● Problem statement
Return only the count of lines in which the word "Protection" appears.

● Information provided
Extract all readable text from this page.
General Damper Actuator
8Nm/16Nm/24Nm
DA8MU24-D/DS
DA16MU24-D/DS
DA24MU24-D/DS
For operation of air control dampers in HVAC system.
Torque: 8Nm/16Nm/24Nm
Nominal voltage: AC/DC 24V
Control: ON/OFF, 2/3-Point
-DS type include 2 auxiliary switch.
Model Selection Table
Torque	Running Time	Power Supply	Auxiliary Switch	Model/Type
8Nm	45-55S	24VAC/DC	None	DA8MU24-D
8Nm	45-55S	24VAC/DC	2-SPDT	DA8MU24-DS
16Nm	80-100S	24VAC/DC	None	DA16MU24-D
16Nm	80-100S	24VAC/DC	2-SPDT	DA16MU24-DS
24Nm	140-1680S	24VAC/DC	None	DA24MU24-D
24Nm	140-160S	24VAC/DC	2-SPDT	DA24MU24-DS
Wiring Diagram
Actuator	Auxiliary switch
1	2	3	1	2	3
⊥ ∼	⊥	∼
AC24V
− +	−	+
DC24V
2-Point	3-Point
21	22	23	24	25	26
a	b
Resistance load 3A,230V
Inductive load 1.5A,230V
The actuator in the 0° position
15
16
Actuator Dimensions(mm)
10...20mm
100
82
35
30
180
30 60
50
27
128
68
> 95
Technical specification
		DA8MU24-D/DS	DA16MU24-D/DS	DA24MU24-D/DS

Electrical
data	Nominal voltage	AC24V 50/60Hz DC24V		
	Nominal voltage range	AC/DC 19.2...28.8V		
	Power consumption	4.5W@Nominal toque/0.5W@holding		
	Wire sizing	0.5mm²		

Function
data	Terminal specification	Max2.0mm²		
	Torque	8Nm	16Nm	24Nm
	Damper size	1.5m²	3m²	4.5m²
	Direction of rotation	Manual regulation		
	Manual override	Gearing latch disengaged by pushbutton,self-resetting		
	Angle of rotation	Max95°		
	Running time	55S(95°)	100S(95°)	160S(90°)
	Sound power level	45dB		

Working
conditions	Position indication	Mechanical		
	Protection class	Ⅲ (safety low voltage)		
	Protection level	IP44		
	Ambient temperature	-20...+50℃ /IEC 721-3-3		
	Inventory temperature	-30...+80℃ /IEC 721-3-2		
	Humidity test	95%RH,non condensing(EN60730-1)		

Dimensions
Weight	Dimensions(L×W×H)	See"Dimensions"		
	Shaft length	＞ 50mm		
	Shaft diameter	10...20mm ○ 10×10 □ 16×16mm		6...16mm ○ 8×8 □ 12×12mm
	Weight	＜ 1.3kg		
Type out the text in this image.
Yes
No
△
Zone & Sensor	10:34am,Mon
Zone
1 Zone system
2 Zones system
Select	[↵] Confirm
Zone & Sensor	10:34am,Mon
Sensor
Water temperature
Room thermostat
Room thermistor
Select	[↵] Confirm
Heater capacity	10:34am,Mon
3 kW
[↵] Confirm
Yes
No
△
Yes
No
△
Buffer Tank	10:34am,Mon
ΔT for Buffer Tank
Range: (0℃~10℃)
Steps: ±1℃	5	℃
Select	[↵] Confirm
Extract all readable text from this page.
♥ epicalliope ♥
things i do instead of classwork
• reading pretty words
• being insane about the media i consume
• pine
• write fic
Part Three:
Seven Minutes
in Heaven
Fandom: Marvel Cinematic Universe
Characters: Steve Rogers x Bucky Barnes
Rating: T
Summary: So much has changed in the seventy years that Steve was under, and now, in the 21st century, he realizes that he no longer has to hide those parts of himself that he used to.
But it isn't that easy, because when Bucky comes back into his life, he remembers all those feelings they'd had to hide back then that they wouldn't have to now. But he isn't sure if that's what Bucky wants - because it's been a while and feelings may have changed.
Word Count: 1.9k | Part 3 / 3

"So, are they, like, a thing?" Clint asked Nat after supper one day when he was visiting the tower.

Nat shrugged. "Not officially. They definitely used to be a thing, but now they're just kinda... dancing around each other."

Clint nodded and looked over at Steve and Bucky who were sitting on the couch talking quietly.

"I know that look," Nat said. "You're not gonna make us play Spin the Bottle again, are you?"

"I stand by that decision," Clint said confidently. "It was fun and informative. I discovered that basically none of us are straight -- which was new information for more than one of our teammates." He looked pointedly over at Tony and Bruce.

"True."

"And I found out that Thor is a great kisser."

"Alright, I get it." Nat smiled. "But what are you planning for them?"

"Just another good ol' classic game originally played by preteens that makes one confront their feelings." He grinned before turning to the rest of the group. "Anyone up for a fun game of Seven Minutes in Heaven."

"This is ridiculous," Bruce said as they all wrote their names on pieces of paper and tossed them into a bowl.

● Response to the task
2